→ Your objective
Copy the rows below verbatim, from the first line through the line containing "svg-text:8: 8 — [79, 222, 92, 249]", including both ends.

>>>

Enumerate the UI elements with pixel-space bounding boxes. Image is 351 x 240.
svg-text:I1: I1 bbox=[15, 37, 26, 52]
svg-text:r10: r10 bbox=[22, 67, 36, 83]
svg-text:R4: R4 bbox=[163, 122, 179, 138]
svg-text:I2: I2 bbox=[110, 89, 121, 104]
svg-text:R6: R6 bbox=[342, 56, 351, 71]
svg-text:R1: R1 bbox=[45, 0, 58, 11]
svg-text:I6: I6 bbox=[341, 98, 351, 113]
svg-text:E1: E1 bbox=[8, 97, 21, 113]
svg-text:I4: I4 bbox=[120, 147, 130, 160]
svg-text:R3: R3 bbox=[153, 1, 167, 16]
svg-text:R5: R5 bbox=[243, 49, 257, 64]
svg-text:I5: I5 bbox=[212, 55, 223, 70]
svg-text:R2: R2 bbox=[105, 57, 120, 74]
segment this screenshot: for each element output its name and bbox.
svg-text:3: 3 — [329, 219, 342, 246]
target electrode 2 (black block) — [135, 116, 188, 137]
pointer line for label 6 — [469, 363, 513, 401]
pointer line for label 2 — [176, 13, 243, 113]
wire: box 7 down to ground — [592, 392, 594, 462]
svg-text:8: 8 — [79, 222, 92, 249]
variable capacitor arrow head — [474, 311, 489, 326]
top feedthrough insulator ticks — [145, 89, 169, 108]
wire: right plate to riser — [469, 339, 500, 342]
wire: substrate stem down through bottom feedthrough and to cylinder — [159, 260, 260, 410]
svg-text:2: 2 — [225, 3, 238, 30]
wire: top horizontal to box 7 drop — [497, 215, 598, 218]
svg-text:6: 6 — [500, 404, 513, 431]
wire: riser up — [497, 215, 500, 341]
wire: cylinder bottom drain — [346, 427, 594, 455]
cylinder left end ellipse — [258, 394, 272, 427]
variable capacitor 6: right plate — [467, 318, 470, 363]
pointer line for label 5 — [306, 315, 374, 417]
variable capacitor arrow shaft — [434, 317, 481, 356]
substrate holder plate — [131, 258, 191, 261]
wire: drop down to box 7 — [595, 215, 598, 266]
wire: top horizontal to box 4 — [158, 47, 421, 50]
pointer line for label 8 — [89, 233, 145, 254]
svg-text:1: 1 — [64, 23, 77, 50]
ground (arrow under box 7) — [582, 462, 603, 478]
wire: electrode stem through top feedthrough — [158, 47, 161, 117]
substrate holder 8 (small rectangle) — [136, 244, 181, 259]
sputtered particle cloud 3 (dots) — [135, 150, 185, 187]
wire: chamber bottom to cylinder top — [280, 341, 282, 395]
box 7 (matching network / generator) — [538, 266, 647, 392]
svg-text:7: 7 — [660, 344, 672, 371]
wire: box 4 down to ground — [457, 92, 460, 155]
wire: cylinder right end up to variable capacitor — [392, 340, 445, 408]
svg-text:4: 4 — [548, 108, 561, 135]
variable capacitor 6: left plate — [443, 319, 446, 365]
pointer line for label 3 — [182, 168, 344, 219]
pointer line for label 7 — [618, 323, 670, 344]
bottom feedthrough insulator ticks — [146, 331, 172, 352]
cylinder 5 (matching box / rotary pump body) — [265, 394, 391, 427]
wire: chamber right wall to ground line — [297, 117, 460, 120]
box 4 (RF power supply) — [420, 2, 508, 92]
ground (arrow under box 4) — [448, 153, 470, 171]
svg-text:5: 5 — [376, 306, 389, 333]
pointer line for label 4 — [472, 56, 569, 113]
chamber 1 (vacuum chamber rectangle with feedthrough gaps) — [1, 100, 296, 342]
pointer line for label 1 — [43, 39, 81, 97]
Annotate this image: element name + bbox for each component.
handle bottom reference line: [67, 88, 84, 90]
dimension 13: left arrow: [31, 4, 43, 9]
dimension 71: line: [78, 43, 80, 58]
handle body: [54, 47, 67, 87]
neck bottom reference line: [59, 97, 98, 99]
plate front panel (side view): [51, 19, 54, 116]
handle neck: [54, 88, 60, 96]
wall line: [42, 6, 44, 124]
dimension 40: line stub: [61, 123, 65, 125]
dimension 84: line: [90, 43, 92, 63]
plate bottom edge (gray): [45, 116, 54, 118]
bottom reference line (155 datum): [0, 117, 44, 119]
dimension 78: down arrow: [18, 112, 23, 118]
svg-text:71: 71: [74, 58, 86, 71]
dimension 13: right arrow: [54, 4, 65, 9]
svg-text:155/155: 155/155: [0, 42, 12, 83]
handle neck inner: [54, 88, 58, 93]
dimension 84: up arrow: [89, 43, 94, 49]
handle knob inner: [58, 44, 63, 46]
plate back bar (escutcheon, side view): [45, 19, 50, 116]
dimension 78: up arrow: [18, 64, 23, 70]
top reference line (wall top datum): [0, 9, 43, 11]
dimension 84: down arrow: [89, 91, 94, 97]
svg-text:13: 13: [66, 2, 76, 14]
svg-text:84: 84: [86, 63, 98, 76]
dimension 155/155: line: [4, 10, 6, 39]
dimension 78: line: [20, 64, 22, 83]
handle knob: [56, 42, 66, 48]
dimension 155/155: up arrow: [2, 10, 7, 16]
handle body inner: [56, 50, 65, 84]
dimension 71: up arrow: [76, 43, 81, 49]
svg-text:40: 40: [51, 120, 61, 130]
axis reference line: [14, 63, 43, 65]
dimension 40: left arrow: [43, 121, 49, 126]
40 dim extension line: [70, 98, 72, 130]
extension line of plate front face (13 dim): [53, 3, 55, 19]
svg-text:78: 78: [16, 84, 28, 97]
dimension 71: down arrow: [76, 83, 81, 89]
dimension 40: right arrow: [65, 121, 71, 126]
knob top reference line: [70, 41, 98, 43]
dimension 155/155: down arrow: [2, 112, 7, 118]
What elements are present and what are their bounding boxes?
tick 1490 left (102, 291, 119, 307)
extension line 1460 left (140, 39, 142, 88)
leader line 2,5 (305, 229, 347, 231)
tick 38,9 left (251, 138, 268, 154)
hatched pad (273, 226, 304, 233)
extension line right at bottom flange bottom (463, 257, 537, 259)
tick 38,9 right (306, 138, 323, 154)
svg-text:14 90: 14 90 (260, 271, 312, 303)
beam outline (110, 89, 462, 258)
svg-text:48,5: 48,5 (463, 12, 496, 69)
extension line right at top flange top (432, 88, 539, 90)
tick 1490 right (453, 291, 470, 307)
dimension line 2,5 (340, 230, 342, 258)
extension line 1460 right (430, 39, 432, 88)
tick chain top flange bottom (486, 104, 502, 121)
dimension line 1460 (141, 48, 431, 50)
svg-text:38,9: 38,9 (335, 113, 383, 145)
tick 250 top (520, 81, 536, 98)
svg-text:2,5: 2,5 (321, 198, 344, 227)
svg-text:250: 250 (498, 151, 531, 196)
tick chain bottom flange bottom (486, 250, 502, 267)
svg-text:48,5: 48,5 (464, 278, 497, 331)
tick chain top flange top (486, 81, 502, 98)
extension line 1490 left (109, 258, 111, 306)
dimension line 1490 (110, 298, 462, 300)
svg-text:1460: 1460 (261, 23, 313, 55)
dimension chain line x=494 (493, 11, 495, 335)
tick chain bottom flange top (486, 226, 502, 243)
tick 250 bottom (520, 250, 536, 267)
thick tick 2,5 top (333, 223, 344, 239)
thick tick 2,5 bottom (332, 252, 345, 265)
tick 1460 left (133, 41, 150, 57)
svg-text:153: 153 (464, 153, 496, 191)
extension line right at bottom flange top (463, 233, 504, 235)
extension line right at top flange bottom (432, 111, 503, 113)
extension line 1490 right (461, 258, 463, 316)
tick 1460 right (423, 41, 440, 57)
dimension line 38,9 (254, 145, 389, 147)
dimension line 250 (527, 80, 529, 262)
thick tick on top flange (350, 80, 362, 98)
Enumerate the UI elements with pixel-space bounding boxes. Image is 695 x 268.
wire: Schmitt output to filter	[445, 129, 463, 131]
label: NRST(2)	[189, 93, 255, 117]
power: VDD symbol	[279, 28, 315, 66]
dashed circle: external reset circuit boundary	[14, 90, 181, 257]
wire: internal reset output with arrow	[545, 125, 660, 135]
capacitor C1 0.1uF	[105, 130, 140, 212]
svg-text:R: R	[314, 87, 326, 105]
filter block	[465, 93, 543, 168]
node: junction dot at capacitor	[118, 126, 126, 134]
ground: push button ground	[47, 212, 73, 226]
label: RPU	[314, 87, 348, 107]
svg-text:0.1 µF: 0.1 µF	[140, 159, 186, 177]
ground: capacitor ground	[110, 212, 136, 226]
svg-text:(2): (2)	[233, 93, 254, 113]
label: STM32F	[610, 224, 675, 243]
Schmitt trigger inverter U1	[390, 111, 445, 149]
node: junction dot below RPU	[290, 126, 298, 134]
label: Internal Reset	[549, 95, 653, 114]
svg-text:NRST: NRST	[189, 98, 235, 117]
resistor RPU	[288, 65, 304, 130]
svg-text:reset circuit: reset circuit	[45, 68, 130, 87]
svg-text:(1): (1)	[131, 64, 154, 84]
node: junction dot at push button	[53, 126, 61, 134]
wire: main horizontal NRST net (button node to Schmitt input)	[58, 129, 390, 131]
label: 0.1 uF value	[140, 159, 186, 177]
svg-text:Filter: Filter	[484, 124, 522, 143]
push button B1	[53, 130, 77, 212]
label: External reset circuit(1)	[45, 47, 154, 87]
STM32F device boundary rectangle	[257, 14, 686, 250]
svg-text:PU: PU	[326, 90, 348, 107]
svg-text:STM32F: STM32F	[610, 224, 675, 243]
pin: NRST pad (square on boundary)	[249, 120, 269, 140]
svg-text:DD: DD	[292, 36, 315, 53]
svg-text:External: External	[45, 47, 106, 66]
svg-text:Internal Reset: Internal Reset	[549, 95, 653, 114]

<<<

→ The result
Enumerate the UI elements with pixel-space bounding boxes. Image is 351 x 240.
svg-text:I1: I1 bbox=[15, 37, 26, 52]
svg-text:r10: r10 bbox=[22, 67, 36, 83]
svg-text:R4: R4 bbox=[163, 122, 179, 138]
svg-text:I2: I2 bbox=[110, 89, 121, 104]
svg-text:R6: R6 bbox=[342, 56, 351, 71]
svg-text:R1: R1 bbox=[45, 0, 58, 11]
svg-text:I6: I6 bbox=[341, 98, 351, 113]
svg-text:E1: E1 bbox=[8, 97, 21, 113]
svg-text:I4: I4 bbox=[120, 147, 130, 160]
svg-text:R3: R3 bbox=[153, 1, 167, 16]
svg-text:R5: R5 bbox=[243, 49, 257, 64]
svg-text:I5: I5 bbox=[212, 55, 223, 70]
svg-text:R2: R2 bbox=[105, 57, 120, 74]
segment this screenshot: for each element output its name and bbox.
svg-text:3: 3 — [329, 219, 342, 246]
target electrode 2 (black block) — [135, 116, 188, 137]
pointer line for label 6 — [469, 363, 513, 401]
pointer line for label 2 — [176, 13, 243, 113]
wire: box 7 down to ground — [592, 392, 594, 462]
svg-text:8: 8 — [79, 222, 92, 249]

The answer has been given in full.